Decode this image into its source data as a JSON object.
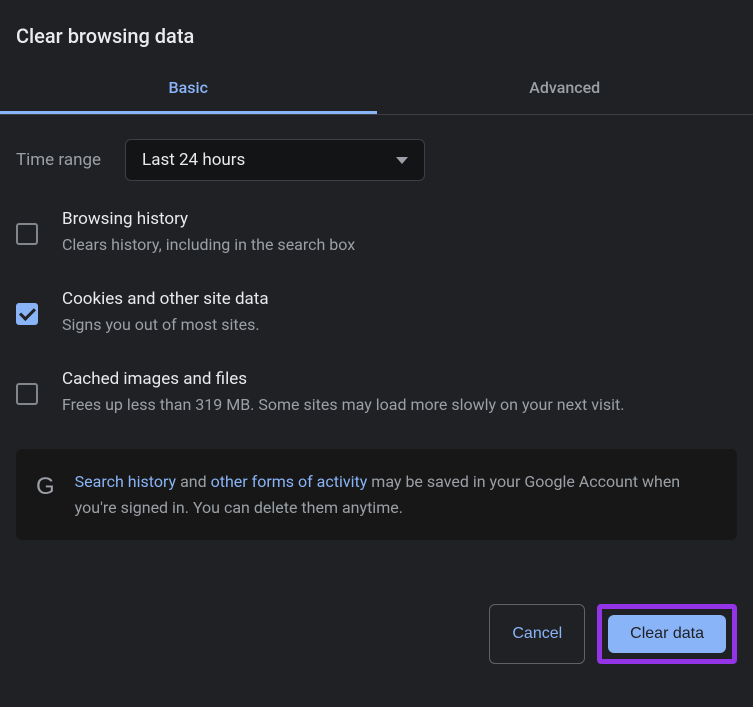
{
  "title": "Clear browsing data",
  "tabs": {
    "basic": "Basic",
    "advanced": "Advanced"
  },
  "time": {
    "label": "Time range",
    "value": "Last 24 hours"
  },
  "items": [
    {
      "title": "Browsing history",
      "desc": "Clears history, including in the search box",
      "checked": false
    },
    {
      "title": "Cookies and other site data",
      "desc": "Signs you out of most sites.",
      "checked": true
    },
    {
      "title": "Cached images and files",
      "desc": "Frees up less than 319 MB. Some sites may load more slowly on your next visit.",
      "checked": false
    }
  ],
  "notice": {
    "link1": "Search history",
    "mid1": " and ",
    "link2": "other forms of activity",
    "rest": " may be saved in your Google Account when you're signed in. You can delete them anytime."
  },
  "actions": {
    "cancel": "Cancel",
    "clear": "Clear data"
  }
}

-- Directions --
Show the lines where the word "data" appears in the entries.

-- Written solution --
Decode this image into its source data as a JSON object.
  "title": "Clear browsing data",
      "title": "Cookies and other site data",
    "clear": "Clear data"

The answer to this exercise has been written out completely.